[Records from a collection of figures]
____________________

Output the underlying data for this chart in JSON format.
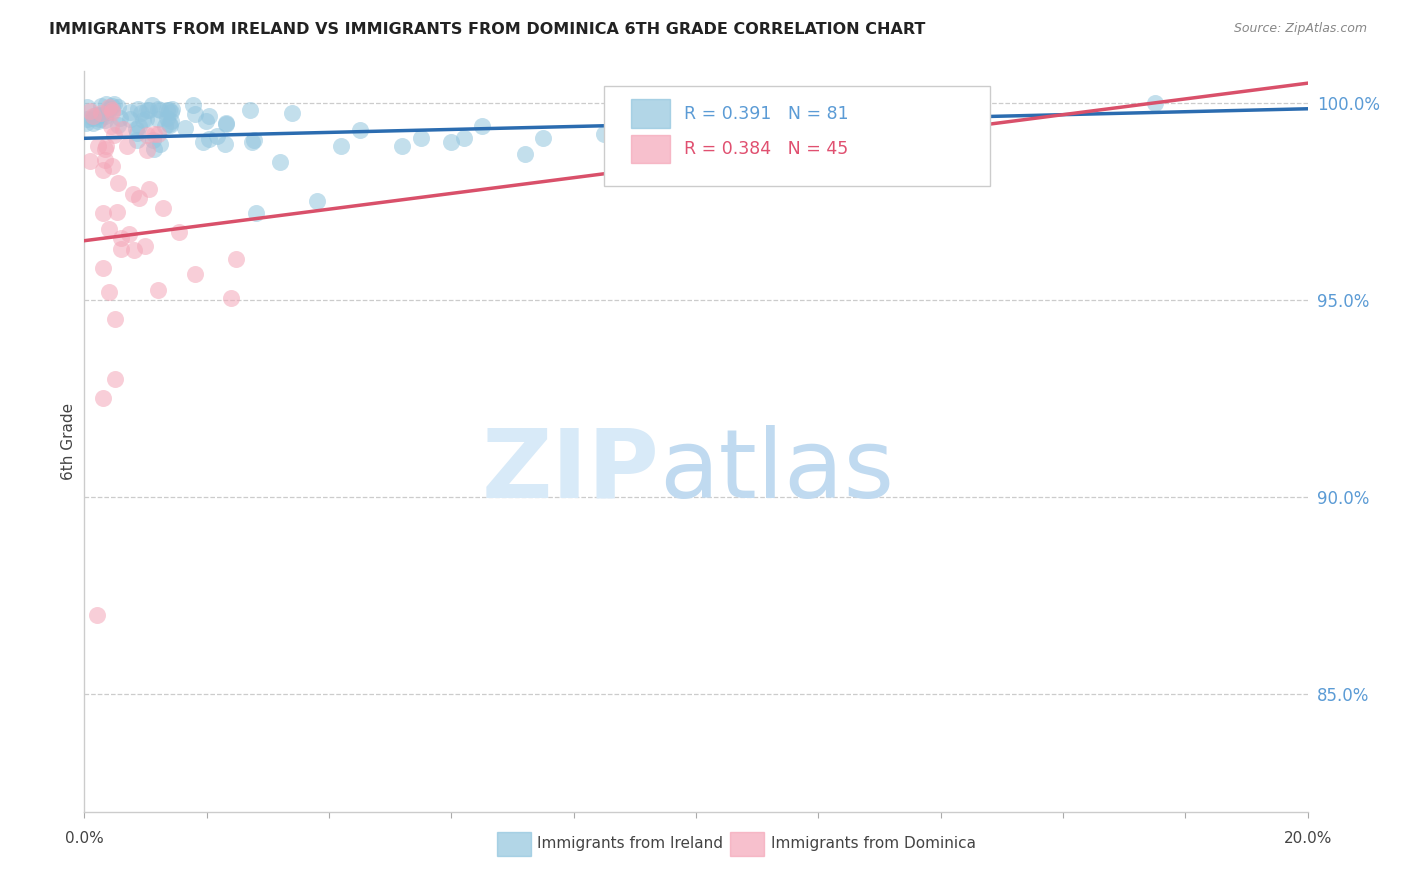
{
  "title": "IMMIGRANTS FROM IRELAND VS IMMIGRANTS FROM DOMINICA 6TH GRADE CORRELATION CHART",
  "source": "Source: ZipAtlas.com",
  "ylabel": "6th Grade",
  "right_ytick_labels": [
    "85.0%",
    "90.0%",
    "95.0%",
    "100.0%"
  ],
  "right_ytick_vals": [
    85.0,
    90.0,
    95.0,
    100.0
  ],
  "legend_ireland": "Immigrants from Ireland",
  "legend_dominica": "Immigrants from Dominica",
  "R_ireland": 0.391,
  "N_ireland": 81,
  "R_dominica": 0.384,
  "N_dominica": 45,
  "color_ireland": "#92c5de",
  "color_dominica": "#f4a6b8",
  "trendline_ireland": "#2b6cb0",
  "trendline_dominica": "#d9506a",
  "ymin": 82.0,
  "ymax": 100.8,
  "xmin": 0.0,
  "xmax": 20.0,
  "blue_trend_x": [
    0,
    20
  ],
  "blue_trend_y": [
    99.1,
    99.85
  ],
  "pink_trend_x": [
    0,
    20
  ],
  "pink_trend_y": [
    96.5,
    100.5
  ]
}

____________________

Given problem
From the entries above, output every line exactly and omit any image.

Answer
Output the underlying data for this chart in JSON format.
{
  "title": "IMMIGRANTS FROM IRELAND VS IMMIGRANTS FROM DOMINICA 6TH GRADE CORRELATION CHART",
  "source": "Source: ZipAtlas.com",
  "ylabel": "6th Grade",
  "right_ytick_labels": [
    "85.0%",
    "90.0%",
    "95.0%",
    "100.0%"
  ],
  "right_ytick_vals": [
    85.0,
    90.0,
    95.0,
    100.0
  ],
  "legend_ireland": "Immigrants from Ireland",
  "legend_dominica": "Immigrants from Dominica",
  "R_ireland": 0.391,
  "N_ireland": 81,
  "R_dominica": 0.384,
  "N_dominica": 45,
  "color_ireland": "#92c5de",
  "color_dominica": "#f4a6b8",
  "trendline_ireland": "#2b6cb0",
  "trendline_dominica": "#d9506a",
  "ymin": 82.0,
  "ymax": 100.8,
  "xmin": 0.0,
  "xmax": 20.0,
  "blue_trend_x": [
    0,
    20
  ],
  "blue_trend_y": [
    99.1,
    99.85
  ],
  "pink_trend_x": [
    0,
    20
  ],
  "pink_trend_y": [
    96.5,
    100.5
  ]
}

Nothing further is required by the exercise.